Exercise objective: Find and copy each line of the records where the string "grid" shows up.

Extracted entries:
________________

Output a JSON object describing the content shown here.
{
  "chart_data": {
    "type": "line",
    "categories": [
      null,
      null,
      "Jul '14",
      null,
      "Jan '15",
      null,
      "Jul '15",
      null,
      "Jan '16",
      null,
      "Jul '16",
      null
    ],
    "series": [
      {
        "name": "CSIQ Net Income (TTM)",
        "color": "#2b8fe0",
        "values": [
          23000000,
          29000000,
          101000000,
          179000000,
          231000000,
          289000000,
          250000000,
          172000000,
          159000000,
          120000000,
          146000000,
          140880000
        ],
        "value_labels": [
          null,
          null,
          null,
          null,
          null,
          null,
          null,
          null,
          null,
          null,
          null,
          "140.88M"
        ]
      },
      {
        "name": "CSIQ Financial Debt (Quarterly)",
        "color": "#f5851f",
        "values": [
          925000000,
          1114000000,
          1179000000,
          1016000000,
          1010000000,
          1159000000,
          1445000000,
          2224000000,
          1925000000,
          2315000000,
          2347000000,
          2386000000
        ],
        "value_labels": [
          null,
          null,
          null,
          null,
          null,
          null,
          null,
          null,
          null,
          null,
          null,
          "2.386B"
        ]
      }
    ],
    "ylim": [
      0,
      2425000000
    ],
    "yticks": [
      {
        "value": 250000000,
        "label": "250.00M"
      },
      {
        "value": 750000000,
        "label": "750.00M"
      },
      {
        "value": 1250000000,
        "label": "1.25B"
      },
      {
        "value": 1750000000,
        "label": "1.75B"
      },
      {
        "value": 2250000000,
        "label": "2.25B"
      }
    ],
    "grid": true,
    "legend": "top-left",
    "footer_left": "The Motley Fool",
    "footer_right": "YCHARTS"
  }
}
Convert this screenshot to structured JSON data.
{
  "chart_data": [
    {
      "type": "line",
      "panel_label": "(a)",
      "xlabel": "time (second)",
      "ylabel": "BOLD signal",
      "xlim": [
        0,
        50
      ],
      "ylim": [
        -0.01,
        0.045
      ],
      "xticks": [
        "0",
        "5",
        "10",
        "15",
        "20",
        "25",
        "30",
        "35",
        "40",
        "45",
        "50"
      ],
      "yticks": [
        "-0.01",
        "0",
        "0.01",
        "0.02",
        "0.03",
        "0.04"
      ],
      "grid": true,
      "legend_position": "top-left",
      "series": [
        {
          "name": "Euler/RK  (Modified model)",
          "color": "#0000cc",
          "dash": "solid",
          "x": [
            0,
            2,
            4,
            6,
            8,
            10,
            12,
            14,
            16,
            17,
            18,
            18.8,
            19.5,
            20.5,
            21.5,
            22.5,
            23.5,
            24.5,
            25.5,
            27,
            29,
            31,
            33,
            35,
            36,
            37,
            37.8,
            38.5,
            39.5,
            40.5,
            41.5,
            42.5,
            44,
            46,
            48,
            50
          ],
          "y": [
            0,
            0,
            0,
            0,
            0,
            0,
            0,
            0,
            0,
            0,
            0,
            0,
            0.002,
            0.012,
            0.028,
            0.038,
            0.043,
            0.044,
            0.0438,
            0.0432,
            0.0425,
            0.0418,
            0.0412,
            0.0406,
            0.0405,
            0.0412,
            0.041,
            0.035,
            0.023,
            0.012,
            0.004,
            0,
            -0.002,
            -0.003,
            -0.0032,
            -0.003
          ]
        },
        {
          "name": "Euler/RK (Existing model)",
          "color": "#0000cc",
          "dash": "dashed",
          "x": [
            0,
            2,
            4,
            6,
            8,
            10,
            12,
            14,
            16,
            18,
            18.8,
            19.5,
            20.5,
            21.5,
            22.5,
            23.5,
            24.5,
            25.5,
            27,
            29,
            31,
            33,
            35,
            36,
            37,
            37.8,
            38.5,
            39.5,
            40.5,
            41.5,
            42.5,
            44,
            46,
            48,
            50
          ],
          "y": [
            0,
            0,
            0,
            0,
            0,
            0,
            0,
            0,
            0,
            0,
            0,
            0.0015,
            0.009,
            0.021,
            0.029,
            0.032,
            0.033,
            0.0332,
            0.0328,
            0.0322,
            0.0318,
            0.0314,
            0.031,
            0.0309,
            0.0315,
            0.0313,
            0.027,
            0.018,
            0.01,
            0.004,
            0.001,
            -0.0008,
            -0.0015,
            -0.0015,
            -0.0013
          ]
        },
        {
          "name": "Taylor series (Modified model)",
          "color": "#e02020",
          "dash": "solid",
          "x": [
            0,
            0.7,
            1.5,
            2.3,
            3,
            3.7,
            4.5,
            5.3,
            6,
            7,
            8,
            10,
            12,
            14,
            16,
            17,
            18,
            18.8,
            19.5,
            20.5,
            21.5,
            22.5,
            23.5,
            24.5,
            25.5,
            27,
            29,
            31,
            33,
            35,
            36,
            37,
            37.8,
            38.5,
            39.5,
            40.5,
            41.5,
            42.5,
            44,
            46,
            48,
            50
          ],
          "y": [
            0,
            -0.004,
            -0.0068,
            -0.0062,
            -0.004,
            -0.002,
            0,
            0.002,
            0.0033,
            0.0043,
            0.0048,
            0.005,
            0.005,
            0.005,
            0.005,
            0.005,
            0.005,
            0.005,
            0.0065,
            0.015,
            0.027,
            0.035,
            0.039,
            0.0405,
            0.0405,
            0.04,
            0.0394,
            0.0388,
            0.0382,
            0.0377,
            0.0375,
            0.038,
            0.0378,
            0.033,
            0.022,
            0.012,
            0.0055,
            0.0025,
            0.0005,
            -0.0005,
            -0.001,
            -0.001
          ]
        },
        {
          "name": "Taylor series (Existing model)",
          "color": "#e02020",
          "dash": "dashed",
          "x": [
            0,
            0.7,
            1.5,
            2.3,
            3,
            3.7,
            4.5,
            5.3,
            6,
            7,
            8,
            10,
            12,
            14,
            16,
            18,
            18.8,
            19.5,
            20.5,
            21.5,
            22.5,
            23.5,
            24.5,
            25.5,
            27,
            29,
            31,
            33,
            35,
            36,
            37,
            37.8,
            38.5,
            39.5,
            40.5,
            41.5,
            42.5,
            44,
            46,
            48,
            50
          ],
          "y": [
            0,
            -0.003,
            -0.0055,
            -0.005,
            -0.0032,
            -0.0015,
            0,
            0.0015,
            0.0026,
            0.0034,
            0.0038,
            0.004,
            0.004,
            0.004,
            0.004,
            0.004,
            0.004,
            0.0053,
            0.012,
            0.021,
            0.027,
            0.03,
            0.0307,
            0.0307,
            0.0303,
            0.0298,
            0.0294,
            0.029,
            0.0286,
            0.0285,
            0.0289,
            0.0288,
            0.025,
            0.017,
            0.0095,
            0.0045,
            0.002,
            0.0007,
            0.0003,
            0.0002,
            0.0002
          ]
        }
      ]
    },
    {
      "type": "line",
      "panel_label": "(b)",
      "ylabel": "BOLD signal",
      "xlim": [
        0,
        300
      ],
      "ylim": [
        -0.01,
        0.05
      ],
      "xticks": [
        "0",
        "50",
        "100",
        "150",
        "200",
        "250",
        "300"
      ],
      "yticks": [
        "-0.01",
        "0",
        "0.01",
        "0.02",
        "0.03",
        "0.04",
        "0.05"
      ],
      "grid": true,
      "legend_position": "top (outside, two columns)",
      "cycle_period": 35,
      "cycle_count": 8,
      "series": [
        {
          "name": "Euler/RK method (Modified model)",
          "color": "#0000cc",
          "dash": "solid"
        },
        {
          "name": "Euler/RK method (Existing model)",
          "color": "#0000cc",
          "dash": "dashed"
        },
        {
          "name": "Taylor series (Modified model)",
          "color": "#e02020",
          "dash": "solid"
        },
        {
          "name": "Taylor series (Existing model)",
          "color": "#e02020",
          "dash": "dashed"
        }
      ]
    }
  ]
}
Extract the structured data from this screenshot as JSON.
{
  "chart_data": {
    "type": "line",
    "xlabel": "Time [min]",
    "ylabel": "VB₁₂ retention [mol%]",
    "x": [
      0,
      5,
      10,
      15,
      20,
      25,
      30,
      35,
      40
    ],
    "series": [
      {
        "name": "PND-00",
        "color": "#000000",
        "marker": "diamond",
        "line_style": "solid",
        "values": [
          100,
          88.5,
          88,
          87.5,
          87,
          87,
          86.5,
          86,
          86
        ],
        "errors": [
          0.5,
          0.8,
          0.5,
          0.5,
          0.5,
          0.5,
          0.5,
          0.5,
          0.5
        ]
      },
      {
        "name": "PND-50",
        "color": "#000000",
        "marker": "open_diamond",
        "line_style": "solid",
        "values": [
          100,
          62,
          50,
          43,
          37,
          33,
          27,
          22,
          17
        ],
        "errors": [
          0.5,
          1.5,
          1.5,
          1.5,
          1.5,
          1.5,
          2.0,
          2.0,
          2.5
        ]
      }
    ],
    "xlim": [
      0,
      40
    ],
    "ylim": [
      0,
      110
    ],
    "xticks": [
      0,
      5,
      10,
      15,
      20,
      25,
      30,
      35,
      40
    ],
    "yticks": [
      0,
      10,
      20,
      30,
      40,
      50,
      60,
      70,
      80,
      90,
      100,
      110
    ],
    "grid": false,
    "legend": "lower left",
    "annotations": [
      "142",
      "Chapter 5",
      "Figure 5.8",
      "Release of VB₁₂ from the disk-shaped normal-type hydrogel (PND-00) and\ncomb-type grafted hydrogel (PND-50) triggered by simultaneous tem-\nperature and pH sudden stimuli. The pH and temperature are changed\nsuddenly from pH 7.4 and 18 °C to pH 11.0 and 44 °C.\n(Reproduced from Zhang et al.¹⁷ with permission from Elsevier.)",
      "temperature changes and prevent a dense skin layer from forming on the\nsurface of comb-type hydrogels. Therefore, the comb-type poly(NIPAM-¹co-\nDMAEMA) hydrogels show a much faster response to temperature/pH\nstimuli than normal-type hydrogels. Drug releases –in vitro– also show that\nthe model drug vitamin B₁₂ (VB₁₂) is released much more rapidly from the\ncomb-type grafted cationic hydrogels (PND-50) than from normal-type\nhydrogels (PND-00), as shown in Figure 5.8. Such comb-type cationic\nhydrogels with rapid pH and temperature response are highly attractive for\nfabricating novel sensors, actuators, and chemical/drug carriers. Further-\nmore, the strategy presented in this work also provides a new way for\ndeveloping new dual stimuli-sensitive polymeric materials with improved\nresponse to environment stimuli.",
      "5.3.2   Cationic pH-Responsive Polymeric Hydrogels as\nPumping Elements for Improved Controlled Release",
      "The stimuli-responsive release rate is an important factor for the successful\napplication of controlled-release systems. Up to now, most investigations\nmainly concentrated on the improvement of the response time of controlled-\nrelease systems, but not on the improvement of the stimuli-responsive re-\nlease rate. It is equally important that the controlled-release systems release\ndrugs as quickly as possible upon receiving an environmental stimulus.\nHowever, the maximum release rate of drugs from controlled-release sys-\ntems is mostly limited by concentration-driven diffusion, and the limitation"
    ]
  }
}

________________

Correct response:
    "grid": true,
      "grid": true,
      "grid": true,
    "grid": false,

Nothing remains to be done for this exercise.